### FRAGMENT TEKSTU
********

Kończ trylogię ,,Z mgły zrodzonego" żebyś mogła na spokojnie czytać ,,Drogę królów"!! Lekkie nawiązania są. Zwłaszcza jeśli chodzi o religię - i nie tylko, ale nie napiszę o co dokładnie chodzi, bo to może Ci troszkę zepsuć (a raczej zaspoilerować), to o co chodzi w Ostatnim imperium. W każdym razie ,,Droga królów" ma zupełnie inny klimat, niż ,,Z mgły zrodzony". Nie wiem czy to cię zachęci, ale w którymś z dalszych tomów Archiwum (nie napiszę którym, żebyś miała niespodziankę), pojawia się postać z tych książek.
Ja myślałam, że ,,Elantris" jest dobre na początek!!! I wciąż tak uważam! 🙈 Tzn. może zakończenie nie jest najbardziej zaskakujące spośród tych które przeczytałam w wykonaniu Sandersona, ale w ogólnym rozrachunku książka jest dobra na sam początek przygody z tym autorem. Zwłaszcza jeśli ktoś hmm gubi (?) się w książkach fantasy. No i szybko się ją czyta!!
Ale też nie ma w niej takich... zastojów, jakie są w ,,Rozjemcy". Żeby nie było wciąż kocham ,,Rozjemcę", ale jednak, jakoś szybciej się czyta ,,Elantris".
Przypomniałam sobie. Całkiem ciekawą jednotomówką była ,,Moc srebra"! Bardzo klimatyczna i nietypowa książka, z silnymi bohaterkami.
No i dobrze wspominam ,,Ewangelię według Lokiego". Śmiałam się jak głupia na tej książce.

********

### PODANY MATERIAŁ
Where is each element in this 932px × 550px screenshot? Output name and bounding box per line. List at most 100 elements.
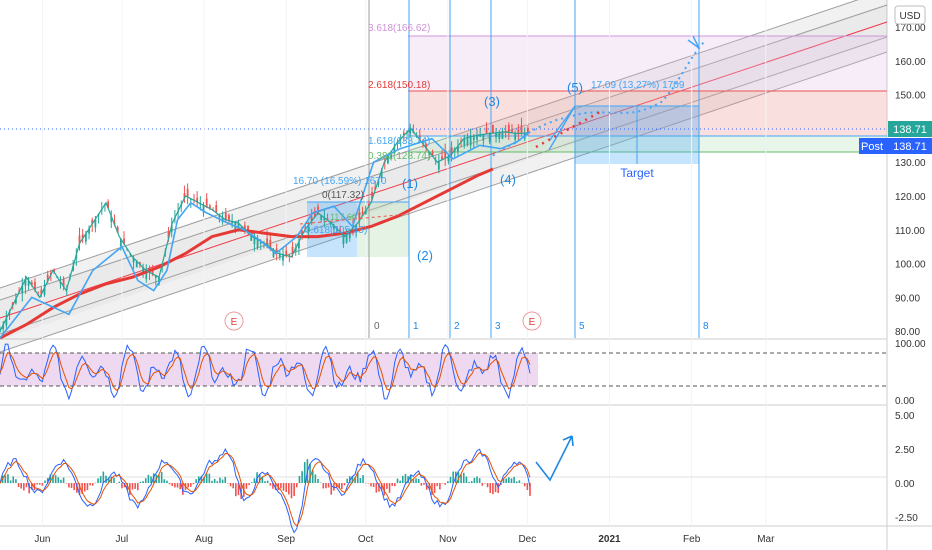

********

### ZADANIE 1
Przepisz dosłownie z wypowiedzi o książkach fantasy fragment między „Kończ trylogię ,,Z” a „się ją czyta!!”, wraz z tymi słowami.
### ZADANIE 2
Wyjaśnij na podstawie wypowiedzi o książkach fantasy, dlaczego „Elantris” dobrze nadaje się na początek przygody z Sandersonem.

### ODPOWIEDŹ 1
Kończ trylogię ,,Z mgły zrodzonego" żebyś mogła na spokojnie czytać ,,Drogę królów"!! Lekkie nawiązania są. Zwłaszcza jeśli chodzi o religię - i nie tylko, ale nie napiszę o co dokładnie chodzi, bo to może Ci troszkę zepsuć (a raczej zaspoilerować), to o co chodzi w Ostatnim imperium. W każdym razie ,,Droga królów" ma zupełnie inny klimat, niż ,,Z mgły zrodzony". Nie wiem czy to cię zachęci, ale w którymś z dalszych tomów Archiwum (nie napiszę którym, żebyś miała niespodziankę), pojawia się postać z tych książek.
Ja myślałam, że ,,Elantris" jest dobre na początek!!! I wciąż tak uważam! 🙈 Tzn. może zakończenie nie jest najbardziej zaskakujące spośród tych które przeczytałam w wykonaniu Sandersona, ale w ogólnym rozrachunku książka jest dobra na sam początek przygody z tym autorem. Zwłaszcza jeśli ktoś hmm gubi (?) się w książkach fantasy. No i szybko się ją czyta!!

### ODPOWIEDŹ 2
„Elantris” sprawdza się zwłaszcza u kogoś, kto gubi się w książkach fantasy, i szybko się ją czyta. Nie ma w niej też takich zastojów jak w „Rozjemcy”.